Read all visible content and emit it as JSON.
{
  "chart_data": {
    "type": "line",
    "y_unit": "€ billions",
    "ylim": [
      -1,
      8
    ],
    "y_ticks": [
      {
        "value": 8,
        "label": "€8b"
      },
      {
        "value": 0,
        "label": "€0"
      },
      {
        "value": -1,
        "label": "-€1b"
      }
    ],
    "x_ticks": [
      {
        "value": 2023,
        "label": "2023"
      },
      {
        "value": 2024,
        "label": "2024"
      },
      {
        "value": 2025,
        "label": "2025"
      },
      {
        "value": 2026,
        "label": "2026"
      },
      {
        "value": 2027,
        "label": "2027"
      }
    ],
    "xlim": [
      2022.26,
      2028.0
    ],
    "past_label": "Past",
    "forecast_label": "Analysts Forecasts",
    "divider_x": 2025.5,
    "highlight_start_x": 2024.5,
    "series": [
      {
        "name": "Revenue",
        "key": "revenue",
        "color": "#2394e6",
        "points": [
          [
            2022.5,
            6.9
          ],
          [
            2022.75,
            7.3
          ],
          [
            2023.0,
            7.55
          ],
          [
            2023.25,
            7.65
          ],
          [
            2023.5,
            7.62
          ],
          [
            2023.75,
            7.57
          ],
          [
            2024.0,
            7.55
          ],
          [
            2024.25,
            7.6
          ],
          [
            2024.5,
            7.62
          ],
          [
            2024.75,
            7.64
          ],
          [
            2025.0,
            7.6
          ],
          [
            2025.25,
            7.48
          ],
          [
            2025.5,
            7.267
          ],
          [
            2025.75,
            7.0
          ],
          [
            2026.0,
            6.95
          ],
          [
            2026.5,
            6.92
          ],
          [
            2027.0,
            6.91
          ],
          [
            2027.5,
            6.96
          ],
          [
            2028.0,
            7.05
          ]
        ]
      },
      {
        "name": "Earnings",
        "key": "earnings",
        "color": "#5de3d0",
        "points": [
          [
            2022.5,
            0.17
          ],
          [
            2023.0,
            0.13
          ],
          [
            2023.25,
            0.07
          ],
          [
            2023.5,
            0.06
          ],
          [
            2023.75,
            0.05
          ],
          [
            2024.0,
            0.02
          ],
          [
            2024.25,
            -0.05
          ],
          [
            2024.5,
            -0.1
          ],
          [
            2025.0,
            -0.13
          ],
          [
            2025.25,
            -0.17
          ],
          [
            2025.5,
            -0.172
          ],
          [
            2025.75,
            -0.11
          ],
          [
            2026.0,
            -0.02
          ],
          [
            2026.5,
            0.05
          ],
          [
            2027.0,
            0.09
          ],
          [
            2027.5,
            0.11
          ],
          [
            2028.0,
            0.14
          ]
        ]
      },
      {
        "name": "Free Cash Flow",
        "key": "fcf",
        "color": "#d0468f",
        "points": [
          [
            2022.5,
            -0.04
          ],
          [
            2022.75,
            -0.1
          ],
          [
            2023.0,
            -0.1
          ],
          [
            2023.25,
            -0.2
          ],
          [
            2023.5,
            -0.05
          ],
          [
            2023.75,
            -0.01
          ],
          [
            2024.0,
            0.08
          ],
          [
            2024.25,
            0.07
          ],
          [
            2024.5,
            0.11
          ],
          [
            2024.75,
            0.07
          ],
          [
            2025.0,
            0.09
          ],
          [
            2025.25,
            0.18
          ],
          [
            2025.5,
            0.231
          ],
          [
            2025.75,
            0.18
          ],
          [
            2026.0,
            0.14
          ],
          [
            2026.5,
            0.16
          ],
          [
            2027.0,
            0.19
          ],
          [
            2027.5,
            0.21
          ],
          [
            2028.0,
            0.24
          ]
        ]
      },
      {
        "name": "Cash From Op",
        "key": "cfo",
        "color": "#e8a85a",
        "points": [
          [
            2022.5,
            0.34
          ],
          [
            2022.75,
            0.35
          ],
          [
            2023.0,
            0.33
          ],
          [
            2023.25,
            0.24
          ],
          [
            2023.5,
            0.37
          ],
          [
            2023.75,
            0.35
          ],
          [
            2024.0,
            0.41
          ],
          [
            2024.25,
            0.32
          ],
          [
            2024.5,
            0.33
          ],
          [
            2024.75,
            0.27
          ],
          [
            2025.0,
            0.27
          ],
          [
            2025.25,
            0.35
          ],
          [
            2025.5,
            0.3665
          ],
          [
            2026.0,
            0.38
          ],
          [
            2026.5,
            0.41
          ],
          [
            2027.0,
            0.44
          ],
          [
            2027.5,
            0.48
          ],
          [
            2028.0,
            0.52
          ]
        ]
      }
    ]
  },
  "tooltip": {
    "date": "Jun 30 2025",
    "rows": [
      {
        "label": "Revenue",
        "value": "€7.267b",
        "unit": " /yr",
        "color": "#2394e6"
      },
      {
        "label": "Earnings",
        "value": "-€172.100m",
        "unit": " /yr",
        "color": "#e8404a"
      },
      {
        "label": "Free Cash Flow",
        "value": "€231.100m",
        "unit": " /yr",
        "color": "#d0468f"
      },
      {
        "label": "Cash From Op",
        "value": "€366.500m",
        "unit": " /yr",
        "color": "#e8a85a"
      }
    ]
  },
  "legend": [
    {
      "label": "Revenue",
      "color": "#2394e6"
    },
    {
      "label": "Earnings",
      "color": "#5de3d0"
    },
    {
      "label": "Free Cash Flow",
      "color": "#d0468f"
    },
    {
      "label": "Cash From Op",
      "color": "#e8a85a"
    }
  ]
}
○ ○ ○
▶ EXERCISE INSTRUCTIONS
Find how many lines in the records contain the string "Flow", then give the number alone.

▶ PROBLEM SOLUTION
3